-------- DATASET RECORDS --------

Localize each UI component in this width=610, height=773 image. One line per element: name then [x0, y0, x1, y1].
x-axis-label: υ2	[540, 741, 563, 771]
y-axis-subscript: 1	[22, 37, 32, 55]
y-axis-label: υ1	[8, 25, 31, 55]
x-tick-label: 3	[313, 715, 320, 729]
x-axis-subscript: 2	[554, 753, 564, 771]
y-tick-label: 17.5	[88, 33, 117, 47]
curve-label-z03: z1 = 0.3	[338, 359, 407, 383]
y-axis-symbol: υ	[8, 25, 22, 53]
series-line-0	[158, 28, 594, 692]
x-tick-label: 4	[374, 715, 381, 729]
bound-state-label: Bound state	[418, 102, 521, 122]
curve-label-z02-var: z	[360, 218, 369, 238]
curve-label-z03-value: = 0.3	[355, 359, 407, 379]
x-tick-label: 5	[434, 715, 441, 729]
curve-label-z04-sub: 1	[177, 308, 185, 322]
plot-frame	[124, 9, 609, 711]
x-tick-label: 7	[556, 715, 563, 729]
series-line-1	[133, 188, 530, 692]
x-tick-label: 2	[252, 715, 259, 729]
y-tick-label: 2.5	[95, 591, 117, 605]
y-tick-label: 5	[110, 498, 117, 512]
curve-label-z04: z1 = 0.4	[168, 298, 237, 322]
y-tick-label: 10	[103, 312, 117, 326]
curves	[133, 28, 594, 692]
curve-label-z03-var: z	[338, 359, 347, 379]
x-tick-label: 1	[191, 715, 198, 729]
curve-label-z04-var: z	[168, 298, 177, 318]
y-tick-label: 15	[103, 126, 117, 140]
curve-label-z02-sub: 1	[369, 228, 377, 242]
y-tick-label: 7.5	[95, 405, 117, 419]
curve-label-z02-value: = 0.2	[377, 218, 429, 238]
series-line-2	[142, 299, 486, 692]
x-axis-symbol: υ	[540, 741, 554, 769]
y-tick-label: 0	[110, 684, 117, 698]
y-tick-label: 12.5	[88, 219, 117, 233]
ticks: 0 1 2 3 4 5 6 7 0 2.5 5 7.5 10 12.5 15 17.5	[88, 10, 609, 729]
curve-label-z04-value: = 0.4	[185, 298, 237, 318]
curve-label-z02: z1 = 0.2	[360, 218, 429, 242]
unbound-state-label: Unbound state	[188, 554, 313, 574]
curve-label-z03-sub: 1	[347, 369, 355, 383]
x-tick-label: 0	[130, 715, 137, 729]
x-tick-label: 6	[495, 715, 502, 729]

--------
-------- DATASET RECORDS --------

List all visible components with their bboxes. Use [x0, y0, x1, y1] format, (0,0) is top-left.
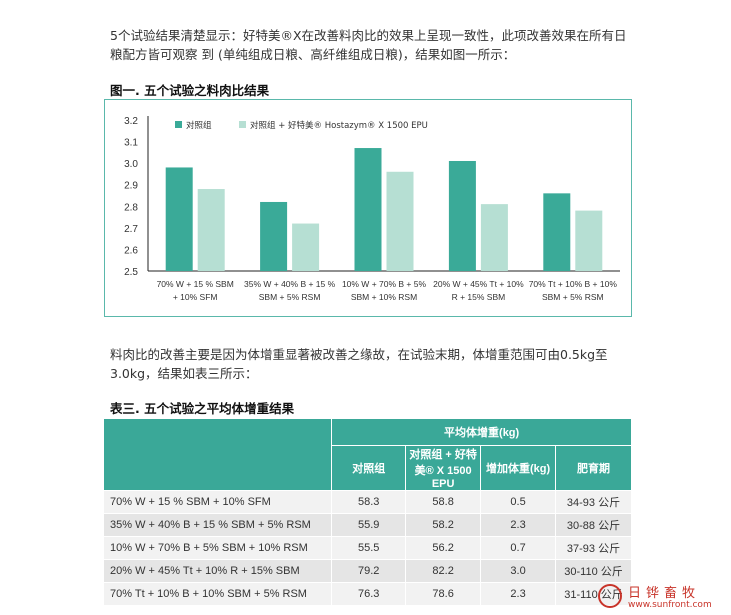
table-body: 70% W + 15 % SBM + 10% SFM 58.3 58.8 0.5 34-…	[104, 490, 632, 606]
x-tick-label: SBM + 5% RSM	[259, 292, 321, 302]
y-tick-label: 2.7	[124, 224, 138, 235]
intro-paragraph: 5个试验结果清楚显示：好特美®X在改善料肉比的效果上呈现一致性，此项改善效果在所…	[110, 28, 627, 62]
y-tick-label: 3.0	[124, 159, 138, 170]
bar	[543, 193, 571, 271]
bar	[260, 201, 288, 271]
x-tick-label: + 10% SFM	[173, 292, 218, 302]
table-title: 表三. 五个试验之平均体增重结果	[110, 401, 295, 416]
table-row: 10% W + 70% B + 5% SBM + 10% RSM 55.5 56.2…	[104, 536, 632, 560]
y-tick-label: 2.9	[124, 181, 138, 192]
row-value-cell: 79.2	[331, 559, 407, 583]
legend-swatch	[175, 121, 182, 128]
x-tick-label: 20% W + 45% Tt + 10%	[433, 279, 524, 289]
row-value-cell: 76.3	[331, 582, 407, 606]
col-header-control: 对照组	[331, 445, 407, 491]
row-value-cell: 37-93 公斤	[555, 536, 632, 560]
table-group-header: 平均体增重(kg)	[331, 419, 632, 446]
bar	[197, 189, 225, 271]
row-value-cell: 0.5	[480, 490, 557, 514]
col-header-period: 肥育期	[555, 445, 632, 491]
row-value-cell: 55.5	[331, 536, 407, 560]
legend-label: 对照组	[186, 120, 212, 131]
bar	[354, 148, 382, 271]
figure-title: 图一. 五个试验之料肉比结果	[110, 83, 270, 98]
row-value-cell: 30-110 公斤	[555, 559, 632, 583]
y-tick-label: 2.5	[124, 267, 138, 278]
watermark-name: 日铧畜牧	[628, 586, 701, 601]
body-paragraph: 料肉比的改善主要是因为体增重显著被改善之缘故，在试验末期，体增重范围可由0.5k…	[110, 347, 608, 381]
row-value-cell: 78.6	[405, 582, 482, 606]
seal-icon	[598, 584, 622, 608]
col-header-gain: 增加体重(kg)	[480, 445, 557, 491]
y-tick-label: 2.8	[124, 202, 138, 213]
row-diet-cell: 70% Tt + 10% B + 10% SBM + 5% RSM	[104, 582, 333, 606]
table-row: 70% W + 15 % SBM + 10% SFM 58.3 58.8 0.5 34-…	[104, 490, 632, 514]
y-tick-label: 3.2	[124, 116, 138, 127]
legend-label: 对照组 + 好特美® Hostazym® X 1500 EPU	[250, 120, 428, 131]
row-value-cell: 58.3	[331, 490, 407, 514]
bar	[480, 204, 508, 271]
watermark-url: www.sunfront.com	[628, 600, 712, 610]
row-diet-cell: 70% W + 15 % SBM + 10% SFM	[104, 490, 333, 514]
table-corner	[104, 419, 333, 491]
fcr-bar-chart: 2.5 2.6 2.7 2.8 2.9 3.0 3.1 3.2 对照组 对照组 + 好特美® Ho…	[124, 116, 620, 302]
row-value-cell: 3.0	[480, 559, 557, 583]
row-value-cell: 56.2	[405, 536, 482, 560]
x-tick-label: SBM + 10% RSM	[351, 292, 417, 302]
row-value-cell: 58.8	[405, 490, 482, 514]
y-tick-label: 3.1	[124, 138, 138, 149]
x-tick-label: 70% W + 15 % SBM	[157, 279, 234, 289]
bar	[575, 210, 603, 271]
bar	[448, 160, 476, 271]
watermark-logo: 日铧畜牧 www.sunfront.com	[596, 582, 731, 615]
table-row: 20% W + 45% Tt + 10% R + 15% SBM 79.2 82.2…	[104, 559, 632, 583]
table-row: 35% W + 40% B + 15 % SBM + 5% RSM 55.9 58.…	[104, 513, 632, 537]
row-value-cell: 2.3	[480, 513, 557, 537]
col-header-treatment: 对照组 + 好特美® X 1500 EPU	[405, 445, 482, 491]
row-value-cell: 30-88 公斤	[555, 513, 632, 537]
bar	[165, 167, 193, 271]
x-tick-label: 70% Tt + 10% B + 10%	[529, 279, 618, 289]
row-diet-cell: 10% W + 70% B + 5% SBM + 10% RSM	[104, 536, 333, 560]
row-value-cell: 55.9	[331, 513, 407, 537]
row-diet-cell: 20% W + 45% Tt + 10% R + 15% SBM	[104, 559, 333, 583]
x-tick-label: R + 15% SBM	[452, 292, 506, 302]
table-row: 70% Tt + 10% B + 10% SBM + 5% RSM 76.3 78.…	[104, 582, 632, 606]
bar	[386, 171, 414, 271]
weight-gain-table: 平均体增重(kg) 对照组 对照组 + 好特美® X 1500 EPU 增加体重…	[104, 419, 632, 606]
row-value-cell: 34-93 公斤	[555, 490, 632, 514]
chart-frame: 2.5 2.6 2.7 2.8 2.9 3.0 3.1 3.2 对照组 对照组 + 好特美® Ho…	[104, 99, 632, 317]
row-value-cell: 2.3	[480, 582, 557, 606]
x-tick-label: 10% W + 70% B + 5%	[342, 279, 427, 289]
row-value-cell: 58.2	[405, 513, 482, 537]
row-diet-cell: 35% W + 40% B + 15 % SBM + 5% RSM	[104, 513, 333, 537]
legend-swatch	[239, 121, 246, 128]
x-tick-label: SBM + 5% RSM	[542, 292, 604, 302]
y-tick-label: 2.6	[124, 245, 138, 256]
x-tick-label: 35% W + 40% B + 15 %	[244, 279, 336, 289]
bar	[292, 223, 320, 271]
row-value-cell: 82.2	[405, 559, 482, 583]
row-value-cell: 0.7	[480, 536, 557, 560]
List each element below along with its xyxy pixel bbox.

--------

■ WHAT YOU ARE ASKED TO DO: In the entries from the line containing "table-body: 70% W" through the line containing "table-row: 10% W", replace "y-tick-label" with "y-axis-tick". Rewrite only those lines and leave everything else in them unchanged.

■ REPLY:
table-body: 70% W + 15 % SBM + 10% SFM 58.3 58.8 0.5 34-…	[104, 490, 632, 606]
x-tick-label: SBM + 5% RSM	[259, 292, 321, 302]
y-axis-tick: 2.7	[124, 224, 138, 235]
intro-paragraph: 5个试验结果清楚显示：好特美®X在改善料肉比的效果上呈现一致性，此项改善效果在所…	[110, 28, 627, 62]
y-axis-tick: 3.0	[124, 159, 138, 170]
bar	[543, 193, 571, 271]
bar	[260, 201, 288, 271]
x-tick-label: + 10% SFM	[173, 292, 218, 302]
table-title: 表三. 五个试验之平均体增重结果	[110, 401, 295, 416]
table-row: 10% W + 70% B + 5% SBM + 10% RSM 55.5 56.2…	[104, 536, 632, 560]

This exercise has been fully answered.